Challenge =
Look for the string "Укрепление" in every line, and copy each line that has it.

Stored entries =
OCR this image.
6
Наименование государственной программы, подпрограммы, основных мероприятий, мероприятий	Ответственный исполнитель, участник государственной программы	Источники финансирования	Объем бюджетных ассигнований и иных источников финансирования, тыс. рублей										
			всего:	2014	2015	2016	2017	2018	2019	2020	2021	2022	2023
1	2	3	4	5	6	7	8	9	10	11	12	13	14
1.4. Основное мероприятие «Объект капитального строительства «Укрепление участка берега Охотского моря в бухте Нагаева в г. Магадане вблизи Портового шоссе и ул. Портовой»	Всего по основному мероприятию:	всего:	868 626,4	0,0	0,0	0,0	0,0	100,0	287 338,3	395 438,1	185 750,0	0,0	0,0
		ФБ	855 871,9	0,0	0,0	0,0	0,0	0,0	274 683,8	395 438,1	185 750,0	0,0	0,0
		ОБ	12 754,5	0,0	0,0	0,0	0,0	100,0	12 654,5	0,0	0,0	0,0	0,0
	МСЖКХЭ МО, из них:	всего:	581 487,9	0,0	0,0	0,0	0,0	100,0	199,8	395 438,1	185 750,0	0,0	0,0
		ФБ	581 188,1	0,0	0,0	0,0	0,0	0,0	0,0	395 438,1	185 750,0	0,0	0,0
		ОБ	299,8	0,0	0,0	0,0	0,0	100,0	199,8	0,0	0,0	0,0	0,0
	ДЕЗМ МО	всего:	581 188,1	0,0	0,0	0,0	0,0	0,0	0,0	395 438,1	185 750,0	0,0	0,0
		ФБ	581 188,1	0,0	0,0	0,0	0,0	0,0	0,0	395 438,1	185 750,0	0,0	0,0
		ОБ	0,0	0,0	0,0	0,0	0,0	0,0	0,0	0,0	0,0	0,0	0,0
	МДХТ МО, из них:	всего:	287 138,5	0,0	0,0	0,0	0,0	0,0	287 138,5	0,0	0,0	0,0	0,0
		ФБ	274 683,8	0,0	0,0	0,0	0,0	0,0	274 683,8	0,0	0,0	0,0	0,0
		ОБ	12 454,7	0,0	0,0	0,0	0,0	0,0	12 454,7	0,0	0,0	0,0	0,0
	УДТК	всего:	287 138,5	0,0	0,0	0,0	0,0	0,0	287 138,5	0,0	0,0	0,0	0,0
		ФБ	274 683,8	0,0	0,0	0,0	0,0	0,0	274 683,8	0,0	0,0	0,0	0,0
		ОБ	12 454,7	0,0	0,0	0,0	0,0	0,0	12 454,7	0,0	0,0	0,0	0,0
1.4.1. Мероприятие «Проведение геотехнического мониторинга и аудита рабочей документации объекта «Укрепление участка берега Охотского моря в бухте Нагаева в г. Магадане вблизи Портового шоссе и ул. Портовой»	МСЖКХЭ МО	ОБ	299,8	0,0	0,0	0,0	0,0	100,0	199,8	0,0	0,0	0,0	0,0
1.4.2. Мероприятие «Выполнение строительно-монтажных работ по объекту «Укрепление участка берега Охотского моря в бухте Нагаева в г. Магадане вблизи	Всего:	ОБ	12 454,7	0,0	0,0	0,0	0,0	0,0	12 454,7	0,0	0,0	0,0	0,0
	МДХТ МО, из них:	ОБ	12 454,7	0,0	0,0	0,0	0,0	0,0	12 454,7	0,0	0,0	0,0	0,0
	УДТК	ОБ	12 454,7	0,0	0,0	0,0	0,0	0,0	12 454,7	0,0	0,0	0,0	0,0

The solution =
1.4. Основное мероприятие «Объект капитального строительства «Укрепление участка берега Охотского моря в бухте Нагаева в г. Магадане вблизи Портового шоссе и ул. Портовой»	Всего по основному мероприятию:	всего:	868 626,4	0,0	0,0	0,0	0,0	100,0	287 338,3	395 438,1	185 750,0	0,0	0,0
1.4.1. Мероприятие «Проведение геотехнического мониторинга и аудита рабочей документации объекта «Укрепление участка берега Охотского моря в бухте Нагаева в г. Магадане вблизи Портового шоссе и ул. Портовой»	МСЖКХЭ МО	ОБ	299,8	0,0	0,0	0,0	0,0	100,0	199,8	0,0	0,0	0,0	0,0
1.4.2. Мероприятие «Выполнение строительно-монтажных работ по объекту «Укрепление участка берега Охотского моря в бухте Нагаева в г. Магадане вблизи	Всего:	ОБ	12 454,7	0,0	0,0	0,0	0,0	0,0	12 454,7	0,0	0,0	0,0	0,0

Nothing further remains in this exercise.